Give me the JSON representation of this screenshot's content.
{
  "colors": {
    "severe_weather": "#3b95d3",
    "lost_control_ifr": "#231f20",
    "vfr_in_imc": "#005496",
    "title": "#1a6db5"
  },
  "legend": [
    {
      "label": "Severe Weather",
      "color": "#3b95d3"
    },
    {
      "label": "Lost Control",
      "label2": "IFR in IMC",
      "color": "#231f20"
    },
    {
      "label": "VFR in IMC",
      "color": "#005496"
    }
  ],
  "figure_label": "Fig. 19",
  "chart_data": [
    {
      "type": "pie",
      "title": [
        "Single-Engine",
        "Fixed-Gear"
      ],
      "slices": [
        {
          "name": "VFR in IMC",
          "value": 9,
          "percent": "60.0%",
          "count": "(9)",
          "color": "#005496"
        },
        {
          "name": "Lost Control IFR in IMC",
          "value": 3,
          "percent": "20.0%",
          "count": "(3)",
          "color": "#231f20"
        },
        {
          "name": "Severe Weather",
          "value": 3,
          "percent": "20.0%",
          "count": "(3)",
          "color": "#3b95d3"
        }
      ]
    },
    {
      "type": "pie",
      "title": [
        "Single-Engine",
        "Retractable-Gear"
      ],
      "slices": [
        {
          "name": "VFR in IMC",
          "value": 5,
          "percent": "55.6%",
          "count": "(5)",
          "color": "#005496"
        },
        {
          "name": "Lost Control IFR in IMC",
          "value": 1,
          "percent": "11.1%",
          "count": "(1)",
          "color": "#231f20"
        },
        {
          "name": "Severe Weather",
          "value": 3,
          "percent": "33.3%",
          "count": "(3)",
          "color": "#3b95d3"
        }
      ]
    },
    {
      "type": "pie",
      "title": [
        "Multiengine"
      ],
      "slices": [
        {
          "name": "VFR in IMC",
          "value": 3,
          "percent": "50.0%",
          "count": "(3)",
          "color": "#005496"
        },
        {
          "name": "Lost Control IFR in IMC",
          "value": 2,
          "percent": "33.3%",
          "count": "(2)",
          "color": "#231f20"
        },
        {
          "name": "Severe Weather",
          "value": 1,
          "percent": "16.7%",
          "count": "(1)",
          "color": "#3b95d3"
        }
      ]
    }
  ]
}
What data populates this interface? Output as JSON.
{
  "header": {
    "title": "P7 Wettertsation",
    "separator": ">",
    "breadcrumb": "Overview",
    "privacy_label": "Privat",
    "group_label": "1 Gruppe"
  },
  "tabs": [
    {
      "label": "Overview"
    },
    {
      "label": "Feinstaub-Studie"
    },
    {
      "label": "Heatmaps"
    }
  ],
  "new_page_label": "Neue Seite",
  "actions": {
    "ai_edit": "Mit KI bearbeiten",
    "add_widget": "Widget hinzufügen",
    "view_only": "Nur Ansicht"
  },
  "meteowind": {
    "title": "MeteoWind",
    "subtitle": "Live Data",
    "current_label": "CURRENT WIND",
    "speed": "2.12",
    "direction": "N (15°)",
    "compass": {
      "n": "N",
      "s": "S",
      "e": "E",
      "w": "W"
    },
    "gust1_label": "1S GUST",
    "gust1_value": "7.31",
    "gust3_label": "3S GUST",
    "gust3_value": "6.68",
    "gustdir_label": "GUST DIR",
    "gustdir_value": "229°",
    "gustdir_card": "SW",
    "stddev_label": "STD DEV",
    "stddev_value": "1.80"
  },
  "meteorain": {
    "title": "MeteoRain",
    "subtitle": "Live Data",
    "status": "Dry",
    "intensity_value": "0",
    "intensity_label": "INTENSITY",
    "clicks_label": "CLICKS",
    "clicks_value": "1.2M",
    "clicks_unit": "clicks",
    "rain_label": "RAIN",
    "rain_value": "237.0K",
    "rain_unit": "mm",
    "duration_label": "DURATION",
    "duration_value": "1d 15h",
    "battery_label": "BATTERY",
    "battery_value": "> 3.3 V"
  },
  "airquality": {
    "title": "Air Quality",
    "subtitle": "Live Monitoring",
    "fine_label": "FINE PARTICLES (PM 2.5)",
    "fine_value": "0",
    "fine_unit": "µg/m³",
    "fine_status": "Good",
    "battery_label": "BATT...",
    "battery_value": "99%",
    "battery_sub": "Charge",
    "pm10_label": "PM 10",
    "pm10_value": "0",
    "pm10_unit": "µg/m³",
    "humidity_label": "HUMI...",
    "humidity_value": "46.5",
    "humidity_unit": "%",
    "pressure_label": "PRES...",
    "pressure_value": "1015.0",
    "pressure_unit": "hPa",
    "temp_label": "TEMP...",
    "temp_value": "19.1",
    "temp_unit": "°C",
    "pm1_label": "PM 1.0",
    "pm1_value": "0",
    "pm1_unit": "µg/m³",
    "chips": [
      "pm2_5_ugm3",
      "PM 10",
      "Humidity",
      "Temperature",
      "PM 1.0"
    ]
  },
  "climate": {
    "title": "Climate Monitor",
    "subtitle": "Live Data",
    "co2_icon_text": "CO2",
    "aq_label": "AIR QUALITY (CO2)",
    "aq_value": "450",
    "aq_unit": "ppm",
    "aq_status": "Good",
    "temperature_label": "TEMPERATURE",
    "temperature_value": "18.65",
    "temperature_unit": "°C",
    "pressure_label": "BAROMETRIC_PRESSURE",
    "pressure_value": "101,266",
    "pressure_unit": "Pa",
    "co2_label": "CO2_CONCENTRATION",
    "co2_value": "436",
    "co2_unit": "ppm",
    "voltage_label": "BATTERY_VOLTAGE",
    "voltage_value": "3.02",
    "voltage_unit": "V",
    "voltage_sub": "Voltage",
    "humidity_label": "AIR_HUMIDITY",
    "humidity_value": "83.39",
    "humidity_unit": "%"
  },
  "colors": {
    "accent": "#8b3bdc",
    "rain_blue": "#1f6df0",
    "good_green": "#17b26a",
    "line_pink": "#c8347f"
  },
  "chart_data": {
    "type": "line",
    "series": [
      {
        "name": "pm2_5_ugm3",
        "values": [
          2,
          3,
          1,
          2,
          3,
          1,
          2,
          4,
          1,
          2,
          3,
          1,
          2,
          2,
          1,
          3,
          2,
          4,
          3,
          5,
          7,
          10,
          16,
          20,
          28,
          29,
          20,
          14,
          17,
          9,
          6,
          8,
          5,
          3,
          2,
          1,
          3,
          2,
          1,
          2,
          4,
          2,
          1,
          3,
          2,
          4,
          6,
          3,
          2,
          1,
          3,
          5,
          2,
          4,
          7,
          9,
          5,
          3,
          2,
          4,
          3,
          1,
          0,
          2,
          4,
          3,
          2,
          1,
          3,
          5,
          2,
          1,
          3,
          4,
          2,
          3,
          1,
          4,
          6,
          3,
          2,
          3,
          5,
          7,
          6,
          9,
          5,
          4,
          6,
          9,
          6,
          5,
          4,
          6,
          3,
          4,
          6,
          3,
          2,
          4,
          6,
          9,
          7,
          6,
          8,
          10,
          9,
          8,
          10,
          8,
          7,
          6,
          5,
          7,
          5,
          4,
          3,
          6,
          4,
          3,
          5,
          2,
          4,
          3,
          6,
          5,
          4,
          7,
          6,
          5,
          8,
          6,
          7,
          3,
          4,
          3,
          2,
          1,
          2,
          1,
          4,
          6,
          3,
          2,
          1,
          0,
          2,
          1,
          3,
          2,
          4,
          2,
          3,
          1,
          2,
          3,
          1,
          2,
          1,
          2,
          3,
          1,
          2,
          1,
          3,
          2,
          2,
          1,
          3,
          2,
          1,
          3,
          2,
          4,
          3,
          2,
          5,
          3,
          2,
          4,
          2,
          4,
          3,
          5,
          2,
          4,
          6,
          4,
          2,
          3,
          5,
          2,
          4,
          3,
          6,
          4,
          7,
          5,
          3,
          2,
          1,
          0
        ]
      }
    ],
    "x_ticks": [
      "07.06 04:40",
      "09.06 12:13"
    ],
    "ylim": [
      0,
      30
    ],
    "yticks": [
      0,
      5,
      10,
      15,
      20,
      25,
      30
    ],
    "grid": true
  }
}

→ The exercise:
State how many lines include the string "JSON". Give no other information.

→ Exercise solution:
2